* To do
List each line holding the string "annotation".

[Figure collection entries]
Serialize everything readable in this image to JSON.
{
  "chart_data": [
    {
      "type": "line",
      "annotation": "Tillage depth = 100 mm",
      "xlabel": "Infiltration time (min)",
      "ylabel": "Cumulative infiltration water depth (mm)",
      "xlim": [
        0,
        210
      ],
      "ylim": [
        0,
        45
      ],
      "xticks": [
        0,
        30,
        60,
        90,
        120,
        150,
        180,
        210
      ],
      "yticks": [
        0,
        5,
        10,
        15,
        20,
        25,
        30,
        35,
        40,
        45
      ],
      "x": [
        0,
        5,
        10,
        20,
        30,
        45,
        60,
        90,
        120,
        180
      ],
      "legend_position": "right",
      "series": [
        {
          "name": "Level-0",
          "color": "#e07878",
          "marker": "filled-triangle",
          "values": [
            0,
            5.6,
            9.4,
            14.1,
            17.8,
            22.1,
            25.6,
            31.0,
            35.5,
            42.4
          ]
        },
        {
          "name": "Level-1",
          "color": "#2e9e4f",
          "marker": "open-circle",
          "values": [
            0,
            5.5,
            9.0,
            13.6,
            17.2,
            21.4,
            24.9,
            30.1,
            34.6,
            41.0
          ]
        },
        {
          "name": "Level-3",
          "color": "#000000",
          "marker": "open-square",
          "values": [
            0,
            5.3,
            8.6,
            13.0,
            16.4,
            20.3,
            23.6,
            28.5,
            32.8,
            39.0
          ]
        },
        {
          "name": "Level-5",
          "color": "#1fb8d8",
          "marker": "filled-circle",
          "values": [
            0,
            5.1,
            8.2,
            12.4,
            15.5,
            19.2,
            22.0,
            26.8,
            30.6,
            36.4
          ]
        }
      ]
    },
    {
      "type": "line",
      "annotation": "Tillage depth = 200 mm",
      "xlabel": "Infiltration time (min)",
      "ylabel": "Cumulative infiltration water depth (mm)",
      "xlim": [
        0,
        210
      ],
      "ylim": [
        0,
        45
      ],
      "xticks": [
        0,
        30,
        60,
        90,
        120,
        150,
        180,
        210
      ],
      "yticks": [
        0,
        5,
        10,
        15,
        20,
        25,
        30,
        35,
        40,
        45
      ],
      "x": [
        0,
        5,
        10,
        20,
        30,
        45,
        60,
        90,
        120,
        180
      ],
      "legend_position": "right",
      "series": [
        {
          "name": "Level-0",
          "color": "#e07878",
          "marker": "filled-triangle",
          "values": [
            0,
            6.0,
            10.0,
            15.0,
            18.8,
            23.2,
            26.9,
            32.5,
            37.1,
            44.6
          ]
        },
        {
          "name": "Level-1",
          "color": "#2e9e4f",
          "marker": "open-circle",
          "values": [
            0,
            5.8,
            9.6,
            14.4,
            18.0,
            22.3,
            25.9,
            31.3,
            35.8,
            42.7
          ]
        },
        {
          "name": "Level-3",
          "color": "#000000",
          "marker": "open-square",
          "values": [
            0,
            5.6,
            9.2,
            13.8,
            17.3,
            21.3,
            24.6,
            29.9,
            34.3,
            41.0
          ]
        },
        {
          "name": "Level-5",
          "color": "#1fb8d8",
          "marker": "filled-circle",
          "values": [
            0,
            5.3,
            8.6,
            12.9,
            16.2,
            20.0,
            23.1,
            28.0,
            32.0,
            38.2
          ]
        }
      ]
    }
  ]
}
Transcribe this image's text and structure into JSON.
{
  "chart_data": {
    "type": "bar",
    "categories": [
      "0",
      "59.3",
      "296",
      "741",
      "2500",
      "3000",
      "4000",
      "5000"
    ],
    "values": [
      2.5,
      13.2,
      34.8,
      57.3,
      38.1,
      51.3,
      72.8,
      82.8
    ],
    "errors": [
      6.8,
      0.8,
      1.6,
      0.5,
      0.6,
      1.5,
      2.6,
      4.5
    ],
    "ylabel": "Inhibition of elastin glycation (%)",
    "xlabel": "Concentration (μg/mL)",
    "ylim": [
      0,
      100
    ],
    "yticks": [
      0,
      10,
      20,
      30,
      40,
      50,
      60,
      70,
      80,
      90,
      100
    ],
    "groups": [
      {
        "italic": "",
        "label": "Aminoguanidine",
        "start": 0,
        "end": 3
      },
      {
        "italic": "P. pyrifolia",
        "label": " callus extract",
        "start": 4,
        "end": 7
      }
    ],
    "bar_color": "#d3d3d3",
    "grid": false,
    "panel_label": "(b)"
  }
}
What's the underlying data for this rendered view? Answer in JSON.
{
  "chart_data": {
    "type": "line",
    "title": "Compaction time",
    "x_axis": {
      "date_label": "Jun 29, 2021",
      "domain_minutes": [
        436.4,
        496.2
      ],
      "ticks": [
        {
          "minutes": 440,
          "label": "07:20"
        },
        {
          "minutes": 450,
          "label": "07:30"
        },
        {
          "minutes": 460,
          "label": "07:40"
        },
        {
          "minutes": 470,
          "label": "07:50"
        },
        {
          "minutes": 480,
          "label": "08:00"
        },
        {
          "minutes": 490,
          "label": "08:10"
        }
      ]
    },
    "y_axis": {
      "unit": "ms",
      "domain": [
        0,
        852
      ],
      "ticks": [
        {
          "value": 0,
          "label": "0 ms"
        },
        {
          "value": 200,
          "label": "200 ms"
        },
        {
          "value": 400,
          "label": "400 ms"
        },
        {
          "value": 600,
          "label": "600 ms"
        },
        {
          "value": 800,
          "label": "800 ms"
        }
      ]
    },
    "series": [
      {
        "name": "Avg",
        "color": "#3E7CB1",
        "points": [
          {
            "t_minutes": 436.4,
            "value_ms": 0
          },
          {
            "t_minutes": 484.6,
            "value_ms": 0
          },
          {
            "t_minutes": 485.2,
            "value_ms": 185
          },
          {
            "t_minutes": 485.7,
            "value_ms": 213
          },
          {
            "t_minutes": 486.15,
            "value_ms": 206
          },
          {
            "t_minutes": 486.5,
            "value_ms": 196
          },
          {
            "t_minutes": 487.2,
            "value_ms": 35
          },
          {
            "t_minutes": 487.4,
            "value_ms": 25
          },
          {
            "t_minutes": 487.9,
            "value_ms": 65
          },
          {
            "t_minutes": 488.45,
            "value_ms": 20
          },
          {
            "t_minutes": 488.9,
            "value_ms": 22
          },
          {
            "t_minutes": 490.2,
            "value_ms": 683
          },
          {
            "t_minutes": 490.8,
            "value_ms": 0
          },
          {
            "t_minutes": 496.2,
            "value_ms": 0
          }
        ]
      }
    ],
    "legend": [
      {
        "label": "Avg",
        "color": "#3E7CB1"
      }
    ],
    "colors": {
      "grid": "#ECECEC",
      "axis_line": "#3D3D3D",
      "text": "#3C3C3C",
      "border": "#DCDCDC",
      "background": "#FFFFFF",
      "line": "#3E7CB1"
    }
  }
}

* Solved problem
      "annotation": "Tillage depth = 100 mm",
      "annotation": "Tillage depth = 200 mm",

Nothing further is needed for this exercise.